**Material provided**
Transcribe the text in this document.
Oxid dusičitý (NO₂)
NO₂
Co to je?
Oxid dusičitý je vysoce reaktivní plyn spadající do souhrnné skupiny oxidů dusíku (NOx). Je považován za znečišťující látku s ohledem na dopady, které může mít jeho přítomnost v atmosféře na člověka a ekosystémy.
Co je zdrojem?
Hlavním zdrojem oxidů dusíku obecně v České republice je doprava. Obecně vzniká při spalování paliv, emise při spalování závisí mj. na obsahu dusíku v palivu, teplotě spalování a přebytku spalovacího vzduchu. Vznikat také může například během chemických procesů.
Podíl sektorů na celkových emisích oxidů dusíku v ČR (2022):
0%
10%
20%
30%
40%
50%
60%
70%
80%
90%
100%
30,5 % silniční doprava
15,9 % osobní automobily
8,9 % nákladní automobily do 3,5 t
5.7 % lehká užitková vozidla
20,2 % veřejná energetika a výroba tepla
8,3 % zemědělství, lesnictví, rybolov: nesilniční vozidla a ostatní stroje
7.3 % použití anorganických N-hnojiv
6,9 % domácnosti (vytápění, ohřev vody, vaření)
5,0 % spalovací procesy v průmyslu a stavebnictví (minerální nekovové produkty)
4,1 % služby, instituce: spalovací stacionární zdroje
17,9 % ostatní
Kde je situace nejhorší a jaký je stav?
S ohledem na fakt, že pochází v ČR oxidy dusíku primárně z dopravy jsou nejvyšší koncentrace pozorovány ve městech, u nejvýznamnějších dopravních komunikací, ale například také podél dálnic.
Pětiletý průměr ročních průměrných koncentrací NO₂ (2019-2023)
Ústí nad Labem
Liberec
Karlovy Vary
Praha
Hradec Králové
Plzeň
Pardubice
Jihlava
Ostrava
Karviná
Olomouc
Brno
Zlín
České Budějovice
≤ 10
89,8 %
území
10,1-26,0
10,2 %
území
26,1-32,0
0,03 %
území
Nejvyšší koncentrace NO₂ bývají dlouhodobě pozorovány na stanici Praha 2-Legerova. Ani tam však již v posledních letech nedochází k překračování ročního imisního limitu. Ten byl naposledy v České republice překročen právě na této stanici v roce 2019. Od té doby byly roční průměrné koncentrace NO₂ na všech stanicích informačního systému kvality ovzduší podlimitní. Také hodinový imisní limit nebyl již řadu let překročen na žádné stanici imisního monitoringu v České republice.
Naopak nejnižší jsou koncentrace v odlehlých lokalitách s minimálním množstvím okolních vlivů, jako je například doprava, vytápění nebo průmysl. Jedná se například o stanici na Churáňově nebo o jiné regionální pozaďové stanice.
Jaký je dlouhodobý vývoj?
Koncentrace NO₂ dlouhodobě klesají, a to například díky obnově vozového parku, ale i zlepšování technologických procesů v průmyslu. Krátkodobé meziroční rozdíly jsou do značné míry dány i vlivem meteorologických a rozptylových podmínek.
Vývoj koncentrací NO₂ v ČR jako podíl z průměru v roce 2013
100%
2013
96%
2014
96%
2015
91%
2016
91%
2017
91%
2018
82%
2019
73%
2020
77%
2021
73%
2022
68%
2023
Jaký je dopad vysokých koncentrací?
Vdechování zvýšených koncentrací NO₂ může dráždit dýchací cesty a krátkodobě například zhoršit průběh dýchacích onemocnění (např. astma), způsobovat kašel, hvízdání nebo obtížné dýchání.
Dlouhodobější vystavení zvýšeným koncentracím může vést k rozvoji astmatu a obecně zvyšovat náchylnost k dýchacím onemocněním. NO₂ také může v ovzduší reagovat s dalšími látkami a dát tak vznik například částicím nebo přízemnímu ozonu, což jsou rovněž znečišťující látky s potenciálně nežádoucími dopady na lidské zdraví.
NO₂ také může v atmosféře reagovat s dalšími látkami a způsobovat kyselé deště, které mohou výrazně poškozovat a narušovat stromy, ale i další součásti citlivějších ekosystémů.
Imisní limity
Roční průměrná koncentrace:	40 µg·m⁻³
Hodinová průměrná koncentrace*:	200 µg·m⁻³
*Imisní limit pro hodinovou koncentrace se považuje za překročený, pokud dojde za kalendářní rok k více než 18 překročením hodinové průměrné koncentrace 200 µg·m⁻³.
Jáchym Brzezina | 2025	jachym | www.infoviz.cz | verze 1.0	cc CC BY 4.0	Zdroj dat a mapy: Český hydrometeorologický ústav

**Short exercise**
Return each line of the listing that holds the string "průměrná".

**The result**
Roční průměrná koncentrace:	40 µg·m⁻³
Hodinová průměrná koncentrace*:	200 µg·m⁻³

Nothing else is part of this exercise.